CHALLENGE: Locate the word "Array" in the data below, then copy every line that holds it.

DATA EXCERPTS:

>> Begin

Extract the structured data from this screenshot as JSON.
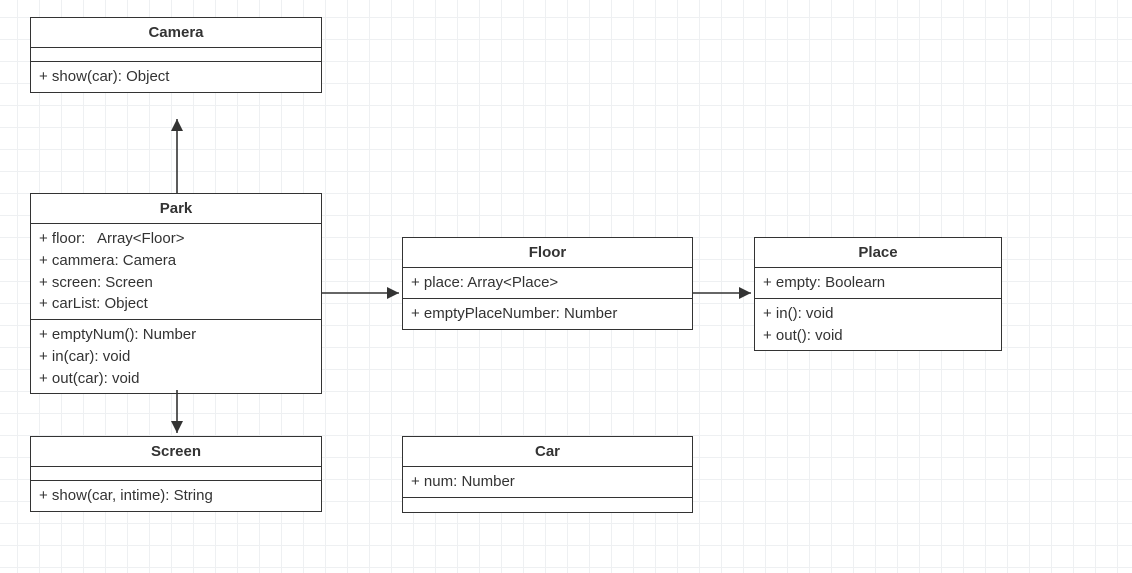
{
  "classes": {
    "camera": {
      "name": "Camera",
      "attributes": [],
      "methods": [
        "+ show(car): Object"
      ]
    },
    "park": {
      "name": "Park",
      "attributes": [
        "+ floor:   Array<Floor>",
        "+ cammera: Camera",
        "+ screen: Screen",
        "+ carList: Object"
      ],
      "methods": [
        "+ emptyNum(): Number",
        "+ in(car): void",
        "+ out(car): void"
      ]
    },
    "floor": {
      "name": "Floor",
      "attributes": [
        "+ place: Array<Place>"
      ],
      "methods": [
        "+ emptyPlaceNumber: Number"
      ]
    },
    "place": {
      "name": "Place",
      "attributes": [
        "+ empty: Boolearn"
      ],
      "methods": [
        "+ in(): void",
        "+ out(): void"
      ]
    },
    "screen": {
      "name": "Screen",
      "attributes": [],
      "methods": [
        "+ show(car, intime): String"
      ]
    },
    "car": {
      "name": "Car",
      "attributes": [
        "+ num: Number"
      ],
      "methods": []
    }
  },
  "relations": [
    {
      "from": "park",
      "to": "camera"
    },
    {
      "from": "park",
      "to": "floor"
    },
    {
      "from": "floor",
      "to": "place"
    },
    {
      "from": "park",
      "to": "screen"
    }
  ]
}
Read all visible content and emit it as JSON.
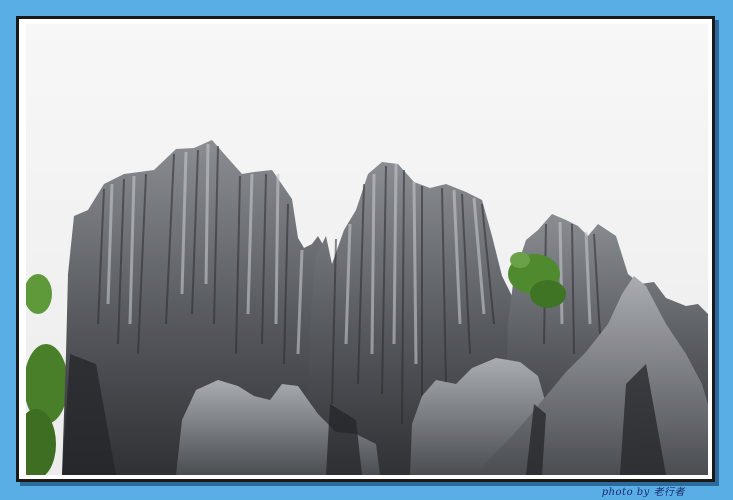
{
  "photo": {
    "subject": "stone-forest-karst-pinnacles",
    "colors": {
      "page_background": "#5aaee6",
      "sky": "#f7f7f7",
      "rock_dark": "#3f4246",
      "rock_mid": "#6f7378",
      "rock_light": "#b4b7bb",
      "foliage": "#4f8b2e"
    }
  },
  "caption": {
    "text": "photo by 老行者"
  }
}
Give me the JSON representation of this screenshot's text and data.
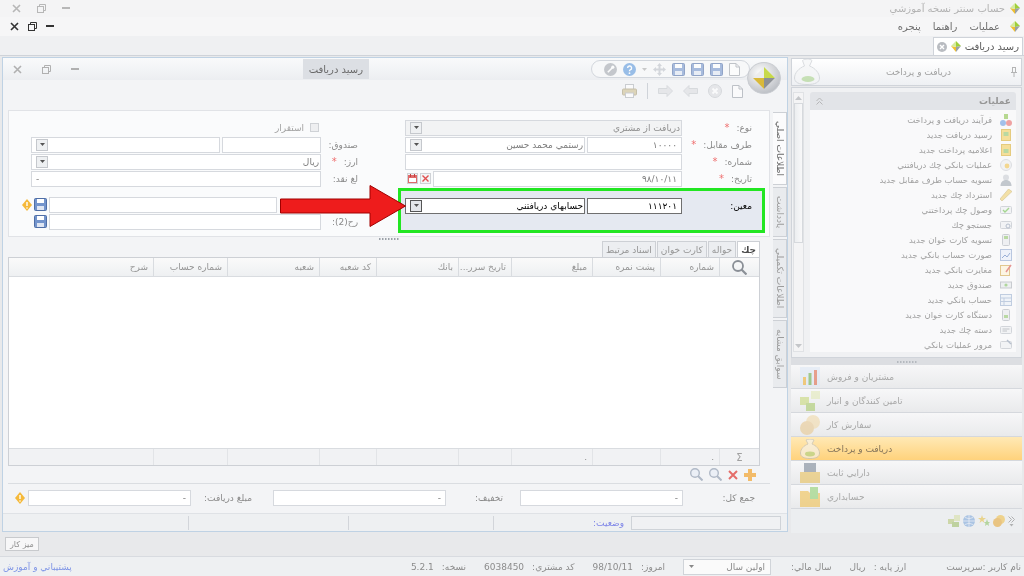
{
  "app_window": {
    "title": "حساب سنتر نسخه آموزشي"
  },
  "menu": [
    {
      "label": "عمليات"
    },
    {
      "label": "راهنما"
    },
    {
      "label": "پنجره"
    }
  ],
  "document_tabs": [
    {
      "label": "رسيد دريافت",
      "selected": true
    }
  ],
  "receipt_window": {
    "title": "رسيد دريافت",
    "side_tabs": [
      {
        "label": "اطلاعات اصلي",
        "selected": true
      },
      {
        "label": "يادداشت",
        "selected": false
      },
      {
        "label": "اطلاعات تكميلي",
        "selected": false
      },
      {
        "label": "سوابق مشابه",
        "selected": false
      }
    ],
    "main_fields": [
      {
        "kind": "combo",
        "label": "نوع:",
        "mark": "*",
        "value": "دريافت از مشتري",
        "disabled": true,
        "highlighted": false
      },
      {
        "kind": "code_combo",
        "label": "طرف مقابل:",
        "mark": "*",
        "code": "۱۰۰۰۰",
        "value": "رستمي محمد حسين",
        "disabled": false,
        "highlighted": false
      },
      {
        "kind": "text",
        "label": "شماره:",
        "mark": "*",
        "disabled": false,
        "highlighted": false
      },
      {
        "kind": "date",
        "label": "تاريخ:",
        "mark": "*",
        "value": "۹۸/۱۰/۱۱",
        "disabled": false,
        "highlighted": false
      },
      {
        "kind": "code_combo",
        "label": "معين:",
        "code": "۱۱۱۲۰۱",
        "value": "حسابهاي دريافتني",
        "disabled": false,
        "highlighted": true
      }
    ],
    "side_fields": [
      {
        "kind": "checkbox",
        "label": "استقرار",
        "checked": false,
        "disabled": true
      },
      {
        "kind": "text_combo",
        "label": "صندوق:"
      },
      {
        "kind": "combo",
        "label": "ارز:",
        "mark": "*",
        "value": "ريال"
      },
      {
        "kind": "amount",
        "label": "لغ نقد:",
        "value": "-"
      },
      {
        "kind": "memo",
        "alert": true
      },
      {
        "kind": "memo",
        "label": "رح(2):",
        "alert": false
      }
    ],
    "grid": {
      "tabs": [
        {
          "label": "چك",
          "selected": true
        },
        {
          "label": "حواله",
          "selected": false
        },
        {
          "label": "كارت خوان",
          "selected": false
        },
        {
          "label": "اسناد مرتبط",
          "selected": false
        }
      ],
      "columns": [
        {
          "title": "شماره",
          "sum": "."
        },
        {
          "title": "پشت نمره"
        },
        {
          "title": "مبلغ",
          "sum": "."
        },
        {
          "title": "تاريخ سرر..."
        },
        {
          "title": "بانك"
        },
        {
          "title": "كد شعبه"
        },
        {
          "title": "شعبه"
        },
        {
          "title": "شماره حساب"
        },
        {
          "title": "شرح"
        }
      ],
      "sum_symbol": "Σ"
    },
    "totals": [
      {
        "label": "جمع كل:",
        "value": "-",
        "alert": false
      },
      {
        "label": "تخفيف:",
        "value": "-",
        "alert": false
      },
      {
        "label": "مبلغ دريافت:",
        "value": "-",
        "alert": true
      }
    ],
    "status": {
      "label": "وضعيت:"
    }
  },
  "sidebar": {
    "title": "دريافت و پرداخت",
    "group": {
      "title": "عمليات",
      "expanded": true,
      "items": [
        {
          "label": "فرآيند دريافت و پرداخت"
        },
        {
          "label": "رسيد دريافت جديد"
        },
        {
          "label": "اعلاميه پرداخت جديد"
        },
        {
          "label": "عمليات بانكي چك دريافتني"
        },
        {
          "label": "تسويه حساب طرف مقابل جديد"
        },
        {
          "label": "استرداد چك جديد"
        },
        {
          "label": "وصول چك پرداختني"
        },
        {
          "label": "جستجو چك"
        },
        {
          "label": "تسويه كارت خوان جديد"
        },
        {
          "label": "صورت حساب بانكي جديد"
        },
        {
          "label": "مغايرت بانكي جديد"
        },
        {
          "label": "صندوق جديد"
        },
        {
          "label": "حساب بانكي جديد"
        },
        {
          "label": "دستگاه كارت خوان جديد"
        },
        {
          "label": "دسته چك جديد"
        },
        {
          "label": "مرور عمليات بانكي"
        }
      ]
    },
    "modules": [
      {
        "label": "مشتريان و فروش",
        "selected": false
      },
      {
        "label": "تامين كنندگان و انبار",
        "selected": false
      },
      {
        "label": "سفارش كار",
        "selected": false
      },
      {
        "label": "دريافت و پرداخت",
        "selected": true
      },
      {
        "label": "دارايي ثابت",
        "selected": false
      },
      {
        "label": "حسابداري",
        "selected": false
      }
    ]
  },
  "desktop_button": {
    "label": "ميز كار"
  },
  "status_bar": {
    "user": "نام كاربر :سرپرست",
    "currency_label": "ارز پايه :",
    "currency": "ريال",
    "year_label": "سال مالي:",
    "year": "اولين سال",
    "today_label": "امروز:",
    "today": "98/10/11",
    "customer_label": "كد مشتري:",
    "customer": "6038450",
    "version_label": "نسخه:",
    "version": "5.2.1",
    "support_link": "پشتيباني و آموزش"
  }
}
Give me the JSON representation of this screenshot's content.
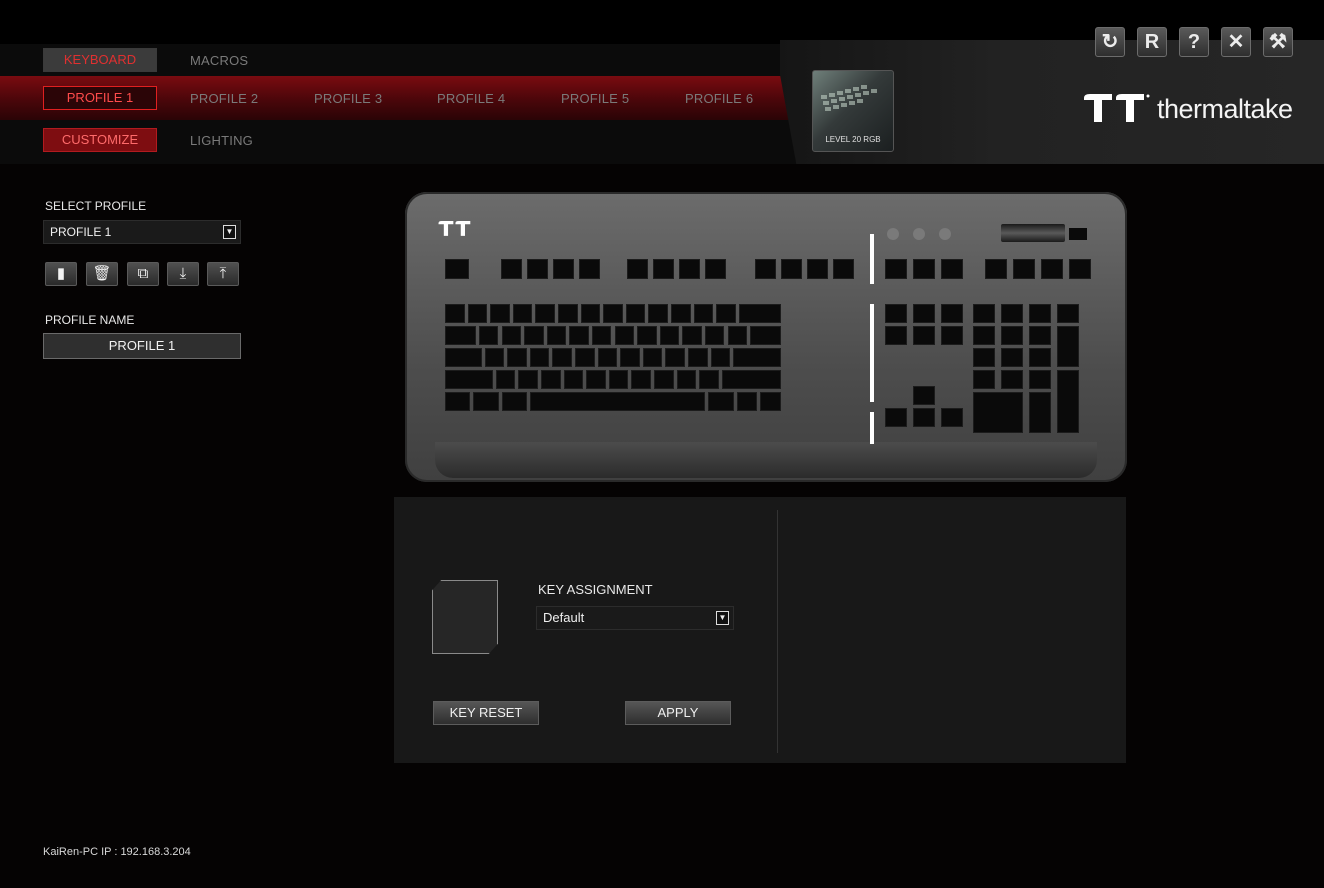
{
  "nav": {
    "top_tabs": [
      "KEYBOARD",
      "MACROS"
    ],
    "profile_tabs": [
      "PROFILE 1",
      "PROFILE 2",
      "PROFILE 3",
      "PROFILE 4",
      "PROFILE 5",
      "PROFILE 6"
    ],
    "sub_tabs": [
      "CUSTOMIZE",
      "LIGHTING"
    ]
  },
  "device": {
    "name": "LEVEL 20 RGB"
  },
  "brand": {
    "name": "thermaltake"
  },
  "window_controls": [
    "refresh-icon",
    "r-icon",
    "help-icon",
    "close-icon",
    "tools-icon"
  ],
  "profile_pane": {
    "select_label": "SELECT PROFILE",
    "selected_profile": "PROFILE 1",
    "profile_name_label": "PROFILE NAME",
    "profile_name_value": "PROFILE 1",
    "action_icons": [
      "new-profile-icon",
      "delete-icon",
      "copy-icon",
      "import-icon",
      "export-icon"
    ]
  },
  "assignment": {
    "label": "KEY ASSIGNMENT",
    "selected": "Default",
    "reset_label": "KEY RESET",
    "apply_label": "APPLY"
  },
  "status": {
    "ip_text": "KaiRen-PC IP : 192.168.3.204"
  },
  "colors": {
    "accent": "#e02020",
    "panel": "#181818",
    "background": "#050303"
  }
}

>> End

CORRECT RESULT:
        "+ floor:   Array<Floor>",
        "+ place: Array<Place>"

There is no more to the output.